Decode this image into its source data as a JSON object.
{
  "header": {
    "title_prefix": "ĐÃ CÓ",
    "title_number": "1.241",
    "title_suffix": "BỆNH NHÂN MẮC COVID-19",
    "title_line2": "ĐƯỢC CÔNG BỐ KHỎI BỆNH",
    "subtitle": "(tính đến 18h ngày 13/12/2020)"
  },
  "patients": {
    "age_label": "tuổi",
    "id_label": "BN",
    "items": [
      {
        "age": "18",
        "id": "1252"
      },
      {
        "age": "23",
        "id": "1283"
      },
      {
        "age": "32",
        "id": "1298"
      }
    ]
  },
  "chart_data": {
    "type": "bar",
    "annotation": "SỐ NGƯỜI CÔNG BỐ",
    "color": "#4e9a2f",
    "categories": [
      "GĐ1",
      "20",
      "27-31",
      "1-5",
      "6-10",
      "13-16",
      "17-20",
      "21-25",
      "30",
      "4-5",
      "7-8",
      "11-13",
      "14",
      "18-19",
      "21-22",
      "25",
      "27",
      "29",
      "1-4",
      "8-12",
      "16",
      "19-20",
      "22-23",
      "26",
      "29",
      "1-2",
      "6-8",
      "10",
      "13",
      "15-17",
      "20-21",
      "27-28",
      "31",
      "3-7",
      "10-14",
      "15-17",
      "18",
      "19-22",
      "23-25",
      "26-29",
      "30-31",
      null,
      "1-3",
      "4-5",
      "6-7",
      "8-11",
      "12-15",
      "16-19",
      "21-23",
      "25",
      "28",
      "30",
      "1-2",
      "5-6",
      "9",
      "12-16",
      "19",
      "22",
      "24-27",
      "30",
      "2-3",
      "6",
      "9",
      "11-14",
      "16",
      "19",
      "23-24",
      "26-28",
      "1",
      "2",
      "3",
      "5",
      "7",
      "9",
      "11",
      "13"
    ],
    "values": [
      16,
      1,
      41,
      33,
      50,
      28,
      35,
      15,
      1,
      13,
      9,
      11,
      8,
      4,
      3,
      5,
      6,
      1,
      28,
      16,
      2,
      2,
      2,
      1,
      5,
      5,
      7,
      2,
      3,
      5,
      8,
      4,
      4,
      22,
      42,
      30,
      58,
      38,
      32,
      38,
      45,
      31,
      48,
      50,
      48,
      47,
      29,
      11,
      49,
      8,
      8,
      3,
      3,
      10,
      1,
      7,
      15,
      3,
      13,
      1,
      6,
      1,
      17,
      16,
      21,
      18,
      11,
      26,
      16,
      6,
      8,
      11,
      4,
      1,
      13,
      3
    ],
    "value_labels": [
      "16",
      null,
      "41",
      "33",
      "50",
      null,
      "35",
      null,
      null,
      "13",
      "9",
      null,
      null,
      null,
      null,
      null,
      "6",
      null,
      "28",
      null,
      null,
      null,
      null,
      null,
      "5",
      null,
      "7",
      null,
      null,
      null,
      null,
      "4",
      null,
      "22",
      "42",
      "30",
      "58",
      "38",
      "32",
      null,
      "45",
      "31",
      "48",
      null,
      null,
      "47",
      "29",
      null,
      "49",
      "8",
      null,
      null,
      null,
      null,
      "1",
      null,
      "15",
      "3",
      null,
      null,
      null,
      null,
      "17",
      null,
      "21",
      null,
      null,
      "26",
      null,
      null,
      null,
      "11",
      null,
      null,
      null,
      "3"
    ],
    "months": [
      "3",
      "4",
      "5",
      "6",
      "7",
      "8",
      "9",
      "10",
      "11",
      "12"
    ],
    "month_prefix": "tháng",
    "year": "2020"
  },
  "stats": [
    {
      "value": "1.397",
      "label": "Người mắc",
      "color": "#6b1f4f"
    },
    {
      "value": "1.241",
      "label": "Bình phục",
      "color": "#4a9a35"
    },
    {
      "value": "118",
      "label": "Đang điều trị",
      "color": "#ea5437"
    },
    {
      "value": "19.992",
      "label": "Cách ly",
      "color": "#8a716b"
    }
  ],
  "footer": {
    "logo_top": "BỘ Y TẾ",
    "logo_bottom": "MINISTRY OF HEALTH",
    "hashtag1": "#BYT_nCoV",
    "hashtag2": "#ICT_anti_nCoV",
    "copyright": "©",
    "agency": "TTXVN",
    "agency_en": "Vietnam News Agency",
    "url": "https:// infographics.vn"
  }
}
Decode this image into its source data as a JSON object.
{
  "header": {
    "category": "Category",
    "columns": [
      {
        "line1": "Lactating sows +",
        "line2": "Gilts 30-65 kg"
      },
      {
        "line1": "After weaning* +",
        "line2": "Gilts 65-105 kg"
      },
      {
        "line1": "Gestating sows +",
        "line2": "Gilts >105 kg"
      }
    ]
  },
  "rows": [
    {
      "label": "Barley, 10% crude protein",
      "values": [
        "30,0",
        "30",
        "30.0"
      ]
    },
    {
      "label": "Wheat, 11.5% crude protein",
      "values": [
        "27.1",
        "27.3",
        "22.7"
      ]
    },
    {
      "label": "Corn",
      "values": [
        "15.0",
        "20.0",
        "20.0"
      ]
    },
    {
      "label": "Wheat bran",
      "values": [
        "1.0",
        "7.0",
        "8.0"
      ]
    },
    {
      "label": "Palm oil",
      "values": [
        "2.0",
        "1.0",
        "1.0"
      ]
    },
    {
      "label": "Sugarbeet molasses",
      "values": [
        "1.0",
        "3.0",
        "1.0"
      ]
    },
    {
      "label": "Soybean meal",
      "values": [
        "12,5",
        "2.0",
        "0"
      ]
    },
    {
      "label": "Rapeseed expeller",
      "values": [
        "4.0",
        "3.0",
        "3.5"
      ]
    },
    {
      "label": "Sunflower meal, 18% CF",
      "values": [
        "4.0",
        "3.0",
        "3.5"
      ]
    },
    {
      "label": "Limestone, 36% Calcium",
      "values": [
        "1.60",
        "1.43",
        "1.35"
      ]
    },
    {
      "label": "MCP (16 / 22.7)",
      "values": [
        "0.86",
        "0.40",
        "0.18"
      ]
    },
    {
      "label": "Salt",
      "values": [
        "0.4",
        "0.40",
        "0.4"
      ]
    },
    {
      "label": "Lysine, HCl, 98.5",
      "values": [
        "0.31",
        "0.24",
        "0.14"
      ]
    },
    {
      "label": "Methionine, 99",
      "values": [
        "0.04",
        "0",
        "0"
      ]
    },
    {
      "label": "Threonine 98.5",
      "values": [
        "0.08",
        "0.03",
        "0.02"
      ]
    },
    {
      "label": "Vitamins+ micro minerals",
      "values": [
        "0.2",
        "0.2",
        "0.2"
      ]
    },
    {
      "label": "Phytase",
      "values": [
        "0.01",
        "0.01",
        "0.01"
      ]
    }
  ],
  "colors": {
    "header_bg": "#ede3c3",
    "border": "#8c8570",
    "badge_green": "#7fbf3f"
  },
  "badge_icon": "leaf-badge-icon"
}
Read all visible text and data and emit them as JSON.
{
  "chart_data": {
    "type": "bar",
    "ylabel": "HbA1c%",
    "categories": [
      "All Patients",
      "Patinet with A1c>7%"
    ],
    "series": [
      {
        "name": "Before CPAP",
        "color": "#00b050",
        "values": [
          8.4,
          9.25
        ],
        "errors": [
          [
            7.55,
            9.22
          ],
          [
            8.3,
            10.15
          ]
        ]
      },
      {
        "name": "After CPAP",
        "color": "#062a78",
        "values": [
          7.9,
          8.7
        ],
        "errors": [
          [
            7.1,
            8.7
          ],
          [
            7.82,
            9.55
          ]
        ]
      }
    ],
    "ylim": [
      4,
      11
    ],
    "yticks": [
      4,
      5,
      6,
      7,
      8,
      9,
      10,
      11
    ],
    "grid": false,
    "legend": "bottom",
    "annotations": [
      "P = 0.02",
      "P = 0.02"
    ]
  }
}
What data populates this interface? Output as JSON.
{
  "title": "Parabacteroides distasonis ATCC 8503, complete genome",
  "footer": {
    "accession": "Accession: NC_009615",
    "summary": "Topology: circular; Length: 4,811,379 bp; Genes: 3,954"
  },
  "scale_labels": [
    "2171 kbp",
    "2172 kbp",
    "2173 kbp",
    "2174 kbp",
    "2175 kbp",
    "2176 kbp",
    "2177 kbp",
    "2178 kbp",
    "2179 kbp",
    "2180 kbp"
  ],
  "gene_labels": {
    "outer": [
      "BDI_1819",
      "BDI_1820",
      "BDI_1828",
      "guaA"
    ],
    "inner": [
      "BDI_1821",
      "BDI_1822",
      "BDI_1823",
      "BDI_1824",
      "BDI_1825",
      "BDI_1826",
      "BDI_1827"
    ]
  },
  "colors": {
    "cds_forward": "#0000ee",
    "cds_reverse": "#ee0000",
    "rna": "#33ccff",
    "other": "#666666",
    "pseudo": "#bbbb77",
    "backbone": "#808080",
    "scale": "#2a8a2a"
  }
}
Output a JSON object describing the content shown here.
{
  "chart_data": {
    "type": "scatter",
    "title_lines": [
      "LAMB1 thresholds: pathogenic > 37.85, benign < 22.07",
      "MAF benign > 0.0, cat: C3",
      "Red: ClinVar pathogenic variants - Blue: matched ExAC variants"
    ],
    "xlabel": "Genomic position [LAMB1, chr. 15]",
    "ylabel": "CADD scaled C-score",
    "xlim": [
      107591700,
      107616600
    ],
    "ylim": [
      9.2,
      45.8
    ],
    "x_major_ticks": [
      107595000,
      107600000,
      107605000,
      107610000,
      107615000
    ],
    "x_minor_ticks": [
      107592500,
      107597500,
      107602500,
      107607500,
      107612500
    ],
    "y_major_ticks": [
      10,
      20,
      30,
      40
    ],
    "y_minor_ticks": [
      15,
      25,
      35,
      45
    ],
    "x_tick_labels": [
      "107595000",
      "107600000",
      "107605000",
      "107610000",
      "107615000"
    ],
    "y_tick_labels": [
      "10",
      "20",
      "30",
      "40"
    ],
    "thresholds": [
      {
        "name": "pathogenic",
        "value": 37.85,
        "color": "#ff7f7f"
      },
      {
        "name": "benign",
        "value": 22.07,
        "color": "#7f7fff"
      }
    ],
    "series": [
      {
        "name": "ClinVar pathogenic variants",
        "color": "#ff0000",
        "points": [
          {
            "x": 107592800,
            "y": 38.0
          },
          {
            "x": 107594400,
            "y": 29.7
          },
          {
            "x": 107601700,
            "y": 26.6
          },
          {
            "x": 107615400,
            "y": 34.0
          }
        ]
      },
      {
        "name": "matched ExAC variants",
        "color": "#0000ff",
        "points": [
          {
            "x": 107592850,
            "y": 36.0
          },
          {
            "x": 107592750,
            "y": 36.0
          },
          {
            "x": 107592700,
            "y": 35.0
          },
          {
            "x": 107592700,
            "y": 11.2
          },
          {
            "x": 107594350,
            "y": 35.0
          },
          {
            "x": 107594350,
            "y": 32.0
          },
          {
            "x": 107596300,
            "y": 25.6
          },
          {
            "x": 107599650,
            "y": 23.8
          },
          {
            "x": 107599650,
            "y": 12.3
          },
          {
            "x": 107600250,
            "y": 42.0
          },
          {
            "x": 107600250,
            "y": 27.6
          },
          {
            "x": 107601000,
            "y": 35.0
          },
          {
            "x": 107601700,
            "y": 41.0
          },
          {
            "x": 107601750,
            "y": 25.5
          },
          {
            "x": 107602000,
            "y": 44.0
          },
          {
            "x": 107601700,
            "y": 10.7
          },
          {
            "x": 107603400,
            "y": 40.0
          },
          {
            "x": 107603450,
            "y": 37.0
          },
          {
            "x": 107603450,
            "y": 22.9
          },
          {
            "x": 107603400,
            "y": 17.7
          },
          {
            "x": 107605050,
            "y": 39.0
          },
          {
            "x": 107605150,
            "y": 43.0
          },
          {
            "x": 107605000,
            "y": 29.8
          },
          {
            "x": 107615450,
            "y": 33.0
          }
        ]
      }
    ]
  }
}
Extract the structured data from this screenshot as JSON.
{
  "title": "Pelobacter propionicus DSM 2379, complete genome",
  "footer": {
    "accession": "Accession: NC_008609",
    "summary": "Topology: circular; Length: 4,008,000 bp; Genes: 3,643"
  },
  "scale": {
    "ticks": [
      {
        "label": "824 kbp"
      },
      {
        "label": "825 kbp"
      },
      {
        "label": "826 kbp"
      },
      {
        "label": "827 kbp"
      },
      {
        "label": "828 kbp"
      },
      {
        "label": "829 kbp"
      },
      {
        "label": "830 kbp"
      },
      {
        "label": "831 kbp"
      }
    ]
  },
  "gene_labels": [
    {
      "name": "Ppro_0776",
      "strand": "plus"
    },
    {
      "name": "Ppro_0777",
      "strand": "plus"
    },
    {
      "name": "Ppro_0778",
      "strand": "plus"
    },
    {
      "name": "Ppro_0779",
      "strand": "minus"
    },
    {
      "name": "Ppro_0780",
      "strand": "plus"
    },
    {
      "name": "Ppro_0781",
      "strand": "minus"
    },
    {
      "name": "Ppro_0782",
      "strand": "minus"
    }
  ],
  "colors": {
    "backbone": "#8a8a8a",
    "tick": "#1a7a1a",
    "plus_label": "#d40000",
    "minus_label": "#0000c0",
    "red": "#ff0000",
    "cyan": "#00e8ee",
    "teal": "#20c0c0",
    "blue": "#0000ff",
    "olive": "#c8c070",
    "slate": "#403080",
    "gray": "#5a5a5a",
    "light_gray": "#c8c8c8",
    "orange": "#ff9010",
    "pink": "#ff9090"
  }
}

#### Directions for this task:
Scan the records for the word "matched", and copy each line where it is found.

#### Response to this task:
      "Red: ClinVar pathogenic variants - Blue: matched ExAC variants"
        "name": "matched ExAC variants",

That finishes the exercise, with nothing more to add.